#### EXERCISE INSTRUCTIONS
Write out all the data again, exactly as it stands.

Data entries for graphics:
* begin *

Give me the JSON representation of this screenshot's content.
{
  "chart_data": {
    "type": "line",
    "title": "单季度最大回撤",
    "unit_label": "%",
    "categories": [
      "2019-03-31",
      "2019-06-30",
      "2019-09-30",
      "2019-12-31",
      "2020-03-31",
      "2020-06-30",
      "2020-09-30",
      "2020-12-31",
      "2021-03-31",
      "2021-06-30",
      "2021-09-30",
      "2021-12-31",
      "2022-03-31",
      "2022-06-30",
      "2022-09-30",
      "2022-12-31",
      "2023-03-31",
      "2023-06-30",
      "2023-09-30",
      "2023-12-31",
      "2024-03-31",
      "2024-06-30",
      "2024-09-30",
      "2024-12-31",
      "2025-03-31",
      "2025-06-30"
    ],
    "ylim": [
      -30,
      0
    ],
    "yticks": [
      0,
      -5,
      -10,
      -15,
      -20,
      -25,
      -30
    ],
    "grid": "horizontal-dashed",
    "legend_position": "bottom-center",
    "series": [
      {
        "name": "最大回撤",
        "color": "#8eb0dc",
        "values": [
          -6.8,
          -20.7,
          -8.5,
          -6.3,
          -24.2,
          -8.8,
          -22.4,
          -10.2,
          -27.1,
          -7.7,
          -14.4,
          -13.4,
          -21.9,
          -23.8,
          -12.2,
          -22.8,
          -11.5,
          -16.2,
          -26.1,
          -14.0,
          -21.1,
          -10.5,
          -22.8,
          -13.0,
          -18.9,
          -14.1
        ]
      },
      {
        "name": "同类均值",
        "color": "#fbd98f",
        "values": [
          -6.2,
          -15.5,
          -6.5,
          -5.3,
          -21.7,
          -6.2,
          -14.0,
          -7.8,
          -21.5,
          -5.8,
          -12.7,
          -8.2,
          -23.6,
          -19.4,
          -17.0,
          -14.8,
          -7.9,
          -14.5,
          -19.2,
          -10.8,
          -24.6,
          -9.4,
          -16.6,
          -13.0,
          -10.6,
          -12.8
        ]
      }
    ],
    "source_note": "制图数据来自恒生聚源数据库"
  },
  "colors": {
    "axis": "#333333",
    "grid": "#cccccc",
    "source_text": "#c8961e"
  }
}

* end *

#### TASK ANSWER
Give me the JSON representation of this screenshot's content.
{
  "chart_data": {
    "type": "line",
    "title": "单季度最大回撤",
    "unit_label": "%",
    "categories": [
      "2019-03-31",
      "2019-06-30",
      "2019-09-30",
      "2019-12-31",
      "2020-03-31",
      "2020-06-30",
      "2020-09-30",
      "2020-12-31",
      "2021-03-31",
      "2021-06-30",
      "2021-09-30",
      "2021-12-31",
      "2022-03-31",
      "2022-06-30",
      "2022-09-30",
      "2022-12-31",
      "2023-03-31",
      "2023-06-30",
      "2023-09-30",
      "2023-12-31",
      "2024-03-31",
      "2024-06-30",
      "2024-09-30",
      "2024-12-31",
      "2025-03-31",
      "2025-06-30"
    ],
    "ylim": [
      -30,
      0
    ],
    "yticks": [
      0,
      -5,
      -10,
      -15,
      -20,
      -25,
      -30
    ],
    "grid": "horizontal-dashed",
    "legend_position": "bottom-center",
    "series": [
      {
        "name": "最大回撤",
        "color": "#8eb0dc",
        "values": [
          -6.8,
          -20.7,
          -8.5,
          -6.3,
          -24.2,
          -8.8,
          -22.4,
          -10.2,
          -27.1,
          -7.7,
          -14.4,
          -13.4,
          -21.9,
          -23.8,
          -12.2,
          -22.8,
          -11.5,
          -16.2,
          -26.1,
          -14.0,
          -21.1,
          -10.5,
          -22.8,
          -13.0,
          -18.9,
          -14.1
        ]
      },
      {
        "name": "同类均值",
        "color": "#fbd98f",
        "values": [
          -6.2,
          -15.5,
          -6.5,
          -5.3,
          -21.7,
          -6.2,
          -14.0,
          -7.8,
          -21.5,
          -5.8,
          -12.7,
          -8.2,
          -23.6,
          -19.4,
          -17.0,
          -14.8,
          -7.9,
          -14.5,
          -19.2,
          -10.8,
          -24.6,
          -9.4,
          -16.6,
          -13.0,
          -10.6,
          -12.8
        ]
      }
    ],
    "source_note": "制图数据来自恒生聚源数据库"
  },
  "colors": {
    "axis": "#333333",
    "grid": "#cccccc",
    "source_text": "#c8961e"
  }
}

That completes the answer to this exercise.